Exercise objective: Every record must appear in your copy exactly as written, with no pictures.

[Excerpts from a figure dataset]
** Start **

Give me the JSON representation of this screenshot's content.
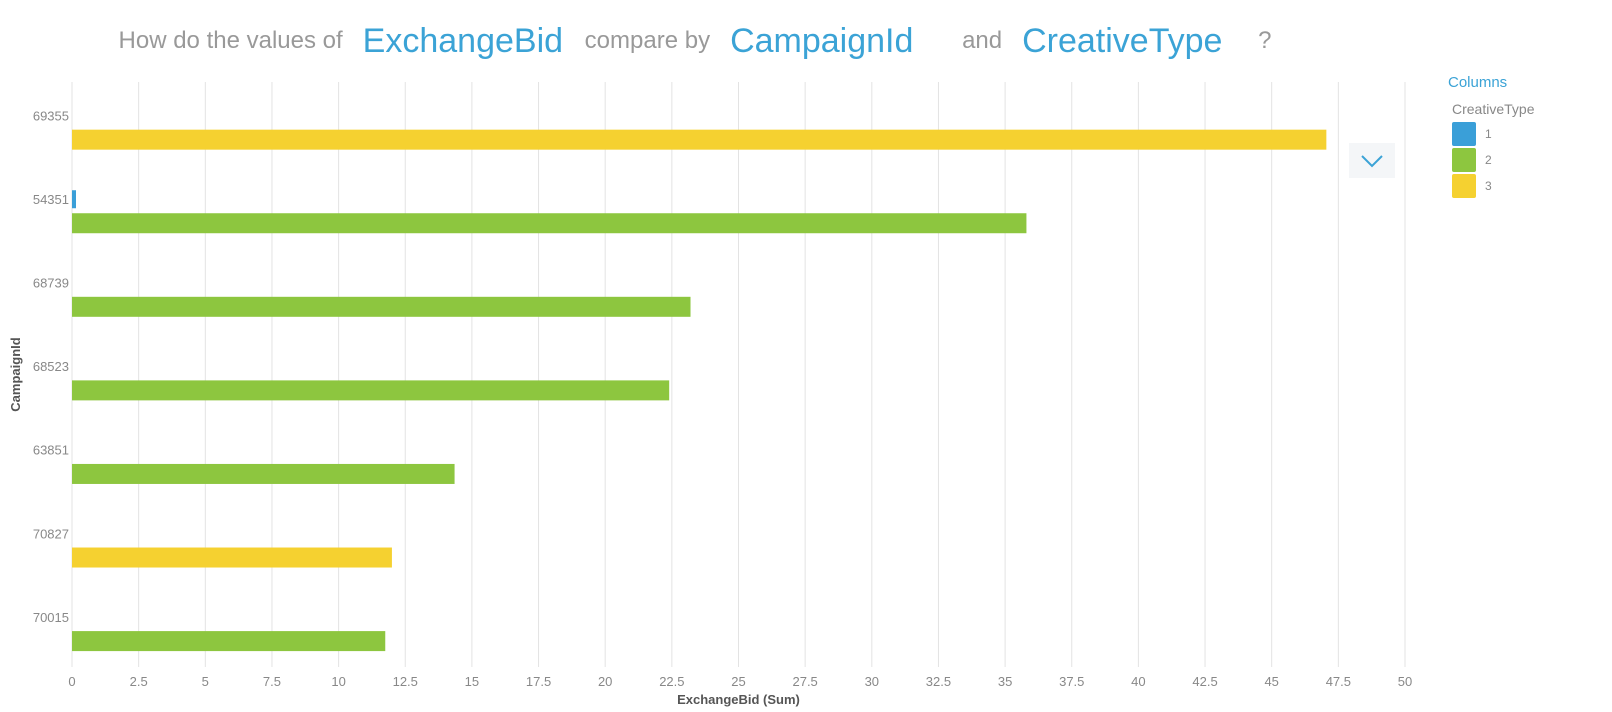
{
  "question": {
    "prefix": "How do the values of",
    "measure": "ExchangeBid",
    "mid": "compare by",
    "dimension1": "CampaignId",
    "conj": "and",
    "dimension2": "CreativeType",
    "suffix": "?"
  },
  "legend": {
    "header": "Columns",
    "title": "CreativeType",
    "items": [
      {
        "label": "1",
        "color": "#3a9fd8"
      },
      {
        "label": "2",
        "color": "#8dc63f"
      },
      {
        "label": "3",
        "color": "#f5d130"
      }
    ]
  },
  "icons": {
    "menu_toggle": "chevron-down-icon"
  },
  "chart_data": {
    "type": "bar",
    "orientation": "horizontal",
    "xlabel": "ExchangeBid (Sum)",
    "ylabel": "CampaignId",
    "xlim": [
      0,
      50
    ],
    "xticks": [
      "0",
      "2.5",
      "5",
      "7.5",
      "10",
      "12.5",
      "15",
      "17.5",
      "20",
      "22.5",
      "25",
      "27.5",
      "30",
      "32.5",
      "35",
      "37.5",
      "40",
      "42.5",
      "45",
      "47.5",
      "50"
    ],
    "grid": true,
    "legend_position": "right",
    "categories": [
      "69355",
      "54351",
      "68739",
      "68523",
      "63851",
      "70827",
      "70015"
    ],
    "series": [
      {
        "name": "1",
        "color": "#3a9fd8",
        "values": [
          null,
          0.15,
          null,
          null,
          null,
          null,
          null
        ]
      },
      {
        "name": "2",
        "color": "#8dc63f",
        "values": [
          null,
          35.8,
          23.2,
          22.4,
          14.35,
          null,
          11.75
        ]
      },
      {
        "name": "3",
        "color": "#f5d130",
        "values": [
          47.05,
          null,
          null,
          null,
          null,
          12.0,
          null
        ]
      }
    ]
  }
}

** End **

Solution for this problem:
Give me the JSON representation of this screenshot's content.
{
  "question": {
    "prefix": "How do the values of",
    "measure": "ExchangeBid",
    "mid": "compare by",
    "dimension1": "CampaignId",
    "conj": "and",
    "dimension2": "CreativeType",
    "suffix": "?"
  },
  "legend": {
    "header": "Columns",
    "title": "CreativeType",
    "items": [
      {
        "label": "1",
        "color": "#3a9fd8"
      },
      {
        "label": "2",
        "color": "#8dc63f"
      },
      {
        "label": "3",
        "color": "#f5d130"
      }
    ]
  },
  "icons": {
    "menu_toggle": "chevron-down-icon"
  },
  "chart_data": {
    "type": "bar",
    "orientation": "horizontal",
    "xlabel": "ExchangeBid (Sum)",
    "ylabel": "CampaignId",
    "xlim": [
      0,
      50
    ],
    "xticks": [
      "0",
      "2.5",
      "5",
      "7.5",
      "10",
      "12.5",
      "15",
      "17.5",
      "20",
      "22.5",
      "25",
      "27.5",
      "30",
      "32.5",
      "35",
      "37.5",
      "40",
      "42.5",
      "45",
      "47.5",
      "50"
    ],
    "grid": true,
    "legend_position": "right",
    "categories": [
      "69355",
      "54351",
      "68739",
      "68523",
      "63851",
      "70827",
      "70015"
    ],
    "series": [
      {
        "name": "1",
        "color": "#3a9fd8",
        "values": [
          null,
          0.15,
          null,
          null,
          null,
          null,
          null
        ]
      },
      {
        "name": "2",
        "color": "#8dc63f",
        "values": [
          null,
          35.8,
          23.2,
          22.4,
          14.35,
          null,
          11.75
        ]
      },
      {
        "name": "3",
        "color": "#f5d130",
        "values": [
          47.05,
          null,
          null,
          null,
          null,
          12.0,
          null
        ]
      }
    ]
  }
}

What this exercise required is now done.